» Directions for this task
Extract the data exactly, missing nothing.

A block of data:
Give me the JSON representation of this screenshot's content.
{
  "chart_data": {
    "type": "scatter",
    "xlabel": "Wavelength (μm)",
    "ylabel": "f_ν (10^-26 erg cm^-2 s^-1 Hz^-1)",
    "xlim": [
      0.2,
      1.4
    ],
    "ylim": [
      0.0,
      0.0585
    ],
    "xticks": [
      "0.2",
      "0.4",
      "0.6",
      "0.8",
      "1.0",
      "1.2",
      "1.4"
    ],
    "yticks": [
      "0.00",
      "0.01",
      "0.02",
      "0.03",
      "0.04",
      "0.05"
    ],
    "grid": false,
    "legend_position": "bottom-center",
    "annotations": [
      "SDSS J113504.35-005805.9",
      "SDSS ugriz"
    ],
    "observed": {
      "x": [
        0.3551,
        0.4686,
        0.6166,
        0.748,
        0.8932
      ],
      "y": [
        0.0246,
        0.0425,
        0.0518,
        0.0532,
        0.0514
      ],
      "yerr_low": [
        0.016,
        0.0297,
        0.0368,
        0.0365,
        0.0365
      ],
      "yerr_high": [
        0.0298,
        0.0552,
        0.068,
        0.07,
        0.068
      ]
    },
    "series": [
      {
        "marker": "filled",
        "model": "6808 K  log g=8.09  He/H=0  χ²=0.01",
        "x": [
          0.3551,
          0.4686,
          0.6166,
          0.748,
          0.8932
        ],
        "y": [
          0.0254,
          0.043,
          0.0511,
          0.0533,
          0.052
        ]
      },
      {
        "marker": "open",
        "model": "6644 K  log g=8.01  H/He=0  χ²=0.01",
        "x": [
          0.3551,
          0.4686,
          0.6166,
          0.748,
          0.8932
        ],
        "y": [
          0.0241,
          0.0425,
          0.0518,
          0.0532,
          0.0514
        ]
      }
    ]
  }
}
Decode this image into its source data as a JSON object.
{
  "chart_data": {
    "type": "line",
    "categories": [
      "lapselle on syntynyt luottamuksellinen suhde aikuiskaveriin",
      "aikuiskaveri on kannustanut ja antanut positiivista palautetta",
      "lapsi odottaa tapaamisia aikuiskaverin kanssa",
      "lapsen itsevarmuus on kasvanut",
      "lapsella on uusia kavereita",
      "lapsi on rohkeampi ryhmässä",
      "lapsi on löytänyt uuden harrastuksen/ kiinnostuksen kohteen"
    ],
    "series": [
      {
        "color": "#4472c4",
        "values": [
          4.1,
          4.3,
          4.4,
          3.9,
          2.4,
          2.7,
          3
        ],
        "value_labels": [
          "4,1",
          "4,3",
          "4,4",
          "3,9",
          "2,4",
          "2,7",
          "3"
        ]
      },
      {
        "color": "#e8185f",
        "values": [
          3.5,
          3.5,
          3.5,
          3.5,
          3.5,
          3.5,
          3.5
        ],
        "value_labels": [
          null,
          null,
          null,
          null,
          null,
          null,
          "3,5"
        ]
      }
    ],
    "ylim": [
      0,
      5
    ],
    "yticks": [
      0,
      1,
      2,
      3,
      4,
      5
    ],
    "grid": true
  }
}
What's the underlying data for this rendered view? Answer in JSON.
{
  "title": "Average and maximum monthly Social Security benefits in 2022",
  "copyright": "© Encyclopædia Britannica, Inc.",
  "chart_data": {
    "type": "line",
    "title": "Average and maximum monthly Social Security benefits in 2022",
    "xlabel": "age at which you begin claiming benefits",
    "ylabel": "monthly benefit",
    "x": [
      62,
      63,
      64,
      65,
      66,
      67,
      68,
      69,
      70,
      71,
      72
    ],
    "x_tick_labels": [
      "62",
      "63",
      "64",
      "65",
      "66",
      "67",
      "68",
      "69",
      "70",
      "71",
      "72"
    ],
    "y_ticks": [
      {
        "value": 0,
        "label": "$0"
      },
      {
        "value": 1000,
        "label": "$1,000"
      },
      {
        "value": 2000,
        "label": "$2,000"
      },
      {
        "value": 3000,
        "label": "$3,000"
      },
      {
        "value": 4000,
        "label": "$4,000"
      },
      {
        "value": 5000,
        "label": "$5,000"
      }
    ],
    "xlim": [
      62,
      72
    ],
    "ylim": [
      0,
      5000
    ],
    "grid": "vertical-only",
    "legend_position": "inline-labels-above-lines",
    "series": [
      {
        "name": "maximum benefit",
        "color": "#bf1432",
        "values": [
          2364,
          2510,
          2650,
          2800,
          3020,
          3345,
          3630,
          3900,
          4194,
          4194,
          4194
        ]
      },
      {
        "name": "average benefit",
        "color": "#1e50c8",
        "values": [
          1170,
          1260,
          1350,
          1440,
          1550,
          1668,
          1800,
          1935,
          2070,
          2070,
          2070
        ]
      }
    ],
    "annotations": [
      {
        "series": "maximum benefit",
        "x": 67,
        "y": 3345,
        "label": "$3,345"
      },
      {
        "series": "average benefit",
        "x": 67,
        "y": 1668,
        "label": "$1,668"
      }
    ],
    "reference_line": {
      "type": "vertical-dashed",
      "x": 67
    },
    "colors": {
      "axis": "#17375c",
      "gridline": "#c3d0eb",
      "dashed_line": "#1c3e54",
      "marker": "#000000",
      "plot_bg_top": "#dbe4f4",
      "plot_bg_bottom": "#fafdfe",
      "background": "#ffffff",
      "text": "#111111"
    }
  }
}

» Written answer
Give me the JSON representation of this screenshot's content.
{
  "chart_data": {
    "type": "scatter",
    "xlabel": "Wavelength (μm)",
    "ylabel": "f_ν (10^-26 erg cm^-2 s^-1 Hz^-1)",
    "xlim": [
      0.2,
      1.4
    ],
    "ylim": [
      0.0,
      0.0585
    ],
    "xticks": [
      "0.2",
      "0.4",
      "0.6",
      "0.8",
      "1.0",
      "1.2",
      "1.4"
    ],
    "yticks": [
      "0.00",
      "0.01",
      "0.02",
      "0.03",
      "0.04",
      "0.05"
    ],
    "grid": false,
    "legend_position": "bottom-center",
    "annotations": [
      "SDSS J113504.35-005805.9",
      "SDSS ugriz"
    ],
    "observed": {
      "x": [
        0.3551,
        0.4686,
        0.6166,
        0.748,
        0.8932
      ],
      "y": [
        0.0246,
        0.0425,
        0.0518,
        0.0532,
        0.0514
      ],
      "yerr_low": [
        0.016,
        0.0297,
        0.0368,
        0.0365,
        0.0365
      ],
      "yerr_high": [
        0.0298,
        0.0552,
        0.068,
        0.07,
        0.068
      ]
    },
    "series": [
      {
        "marker": "filled",
        "model": "6808 K  log g=8.09  He/H=0  χ²=0.01",
        "x": [
          0.3551,
          0.4686,
          0.6166,
          0.748,
          0.8932
        ],
        "y": [
          0.0254,
          0.043,
          0.0511,
          0.0533,
          0.052
        ]
      },
      {
        "marker": "open",
        "model": "6644 K  log g=8.01  H/He=0  χ²=0.01",
        "x": [
          0.3551,
          0.4686,
          0.6166,
          0.748,
          0.8932
        ],
        "y": [
          0.0241,
          0.0425,
          0.0518,
          0.0532,
          0.0514
        ]
      }
    ]
  }
}
Decode this image into its source data as a JSON object.
{
  "chart_data": {
    "type": "line",
    "categories": [
      "lapselle on syntynyt luottamuksellinen suhde aikuiskaveriin",
      "aikuiskaveri on kannustanut ja antanut positiivista palautetta",
      "lapsi odottaa tapaamisia aikuiskaverin kanssa",
      "lapsen itsevarmuus on kasvanut",
      "lapsella on uusia kavereita",
      "lapsi on rohkeampi ryhmässä",
      "lapsi on löytänyt uuden harrastuksen/ kiinnostuksen kohteen"
    ],
    "series": [
      {
        "color": "#4472c4",
        "values": [
          4.1,
          4.3,
          4.4,
          3.9,
          2.4,
          2.7,
          3
        ],
        "value_labels": [
          "4,1",
          "4,3",
          "4,4",
          "3,9",
          "2,4",
          "2,7",
          "3"
        ]
      },
      {
        "color": "#e8185f",
        "values": [
          3.5,
          3.5,
          3.5,
          3.5,
          3.5,
          3.5,
          3.5
        ],
        "value_labels": [
          null,
          null,
          null,
          null,
          null,
          null,
          "3,5"
        ]
      }
    ],
    "ylim": [
      0,
      5
    ],
    "yticks": [
      0,
      1,
      2,
      3,
      4,
      5
    ],
    "grid": true
  }
}
What's the underlying data for this rendered view? Answer in JSON.
{
  "title": "Average and maximum monthly Social Security benefits in 2022",
  "copyright": "© Encyclopædia Britannica, Inc.",
  "chart_data": {
    "type": "line",
    "title": "Average and maximum monthly Social Security benefits in 2022",
    "xlabel": "age at which you begin claiming benefits",
    "ylabel": "monthly benefit",
    "x": [
      62,
      63,
      64,
      65,
      66,
      67,
      68,
      69,
      70,
      71,
      72
    ],
    "x_tick_labels": [
      "62",
      "63",
      "64",
      "65",
      "66",
      "67",
      "68",
      "69",
      "70",
      "71",
      "72"
    ],
    "y_ticks": [
      {
        "value": 0,
        "label": "$0"
      },
      {
        "value": 1000,
        "label": "$1,000"
      },
      {
        "value": 2000,
        "label": "$2,000"
      },
      {
        "value": 3000,
        "label": "$3,000"
      },
      {
        "value": 4000,
        "label": "$4,000"
      },
      {
        "value": 5000,
        "label": "$5,000"
      }
    ],
    "xlim": [
      62,
      72
    ],
    "ylim": [
      0,
      5000
    ],
    "grid": "vertical-only",
    "legend_position": "inline-labels-above-lines",
    "series": [
      {
        "name": "maximum benefit",
        "color": "#bf1432",
        "values": [
          2364,
          2510,
          2650,
          2800,
          3020,
          3345,
          3630,
          3900,
          4194,
          4194,
          4194
        ]
      },
      {
        "name": "average benefit",
        "color": "#1e50c8",
        "values": [
          1170,
          1260,
          1350,
          1440,
          1550,
          1668,
          1800,
          1935,
          2070,
          2070,
          2070
        ]
      }
    ],
    "annotations": [
      {
        "series": "maximum benefit",
        "x": 67,
        "y": 3345,
        "label": "$3,345"
      },
      {
        "series": "average benefit",
        "x": 67,
        "y": 1668,
        "label": "$1,668"
      }
    ],
    "reference_line": {
      "type": "vertical-dashed",
      "x": 67
    },
    "colors": {
      "axis": "#17375c",
      "gridline": "#c3d0eb",
      "dashed_line": "#1c3e54",
      "marker": "#000000",
      "plot_bg_top": "#dbe4f4",
      "plot_bg_bottom": "#fafdfe",
      "background": "#ffffff",
      "text": "#111111"
    }
  }
}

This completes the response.